» **PROBLEM TO SOLVE**
Identify every line in the records below that contains the word "быть", and reproduce each one.

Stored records

== == ==

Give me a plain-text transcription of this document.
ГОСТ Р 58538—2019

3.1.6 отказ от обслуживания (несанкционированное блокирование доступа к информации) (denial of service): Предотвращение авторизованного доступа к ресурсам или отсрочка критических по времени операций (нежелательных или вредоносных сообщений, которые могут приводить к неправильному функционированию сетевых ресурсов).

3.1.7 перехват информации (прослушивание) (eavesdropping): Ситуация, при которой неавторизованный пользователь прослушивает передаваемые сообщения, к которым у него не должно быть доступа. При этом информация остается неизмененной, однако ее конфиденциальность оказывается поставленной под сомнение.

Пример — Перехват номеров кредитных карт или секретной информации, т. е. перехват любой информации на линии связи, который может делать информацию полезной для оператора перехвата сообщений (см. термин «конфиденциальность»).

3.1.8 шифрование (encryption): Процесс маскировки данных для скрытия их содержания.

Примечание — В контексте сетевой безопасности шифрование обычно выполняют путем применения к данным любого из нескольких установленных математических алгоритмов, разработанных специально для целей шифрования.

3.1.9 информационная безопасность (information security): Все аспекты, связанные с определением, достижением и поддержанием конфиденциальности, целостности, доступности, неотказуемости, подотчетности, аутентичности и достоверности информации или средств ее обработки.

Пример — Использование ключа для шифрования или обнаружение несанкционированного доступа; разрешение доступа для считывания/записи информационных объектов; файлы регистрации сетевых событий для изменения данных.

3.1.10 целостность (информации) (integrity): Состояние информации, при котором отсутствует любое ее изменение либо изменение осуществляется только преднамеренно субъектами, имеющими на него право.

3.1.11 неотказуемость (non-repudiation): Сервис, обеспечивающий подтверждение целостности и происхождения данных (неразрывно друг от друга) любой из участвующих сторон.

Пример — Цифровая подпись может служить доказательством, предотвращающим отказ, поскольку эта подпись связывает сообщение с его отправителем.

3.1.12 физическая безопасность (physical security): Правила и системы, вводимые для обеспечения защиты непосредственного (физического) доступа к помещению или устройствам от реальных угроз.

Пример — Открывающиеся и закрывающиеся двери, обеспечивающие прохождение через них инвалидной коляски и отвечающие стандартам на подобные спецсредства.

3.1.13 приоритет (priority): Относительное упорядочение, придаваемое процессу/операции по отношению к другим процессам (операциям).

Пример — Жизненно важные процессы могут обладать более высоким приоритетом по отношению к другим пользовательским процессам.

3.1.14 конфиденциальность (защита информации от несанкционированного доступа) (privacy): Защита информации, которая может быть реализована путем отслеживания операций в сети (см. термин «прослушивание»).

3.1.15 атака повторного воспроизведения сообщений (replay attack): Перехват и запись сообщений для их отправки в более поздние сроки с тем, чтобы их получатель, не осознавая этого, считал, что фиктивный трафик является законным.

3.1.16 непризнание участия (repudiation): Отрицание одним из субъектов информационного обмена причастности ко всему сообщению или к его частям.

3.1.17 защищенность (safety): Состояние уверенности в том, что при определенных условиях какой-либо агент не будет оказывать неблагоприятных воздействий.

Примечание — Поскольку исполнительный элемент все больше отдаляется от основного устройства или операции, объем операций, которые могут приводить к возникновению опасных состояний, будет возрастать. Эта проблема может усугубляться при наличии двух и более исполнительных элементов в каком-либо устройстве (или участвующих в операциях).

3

== == ==

» **WORKED SOLUTION**
3.1.7 перехват информации (прослушивание) (eavesdropping): Ситуация, при которой неавторизованный пользователь прослушивает передаваемые сообщения, к которым у него не должно быть доступа. При этом информация остается неизмененной, однако ее конфиденциальность оказывается поставленной под сомнение.
3.1.14 конфиденциальность (защита информации от несанкционированного доступа) (privacy): Защита информации, которая может быть реализована путем отслеживания операций в сети (см. термин «прослушивание»).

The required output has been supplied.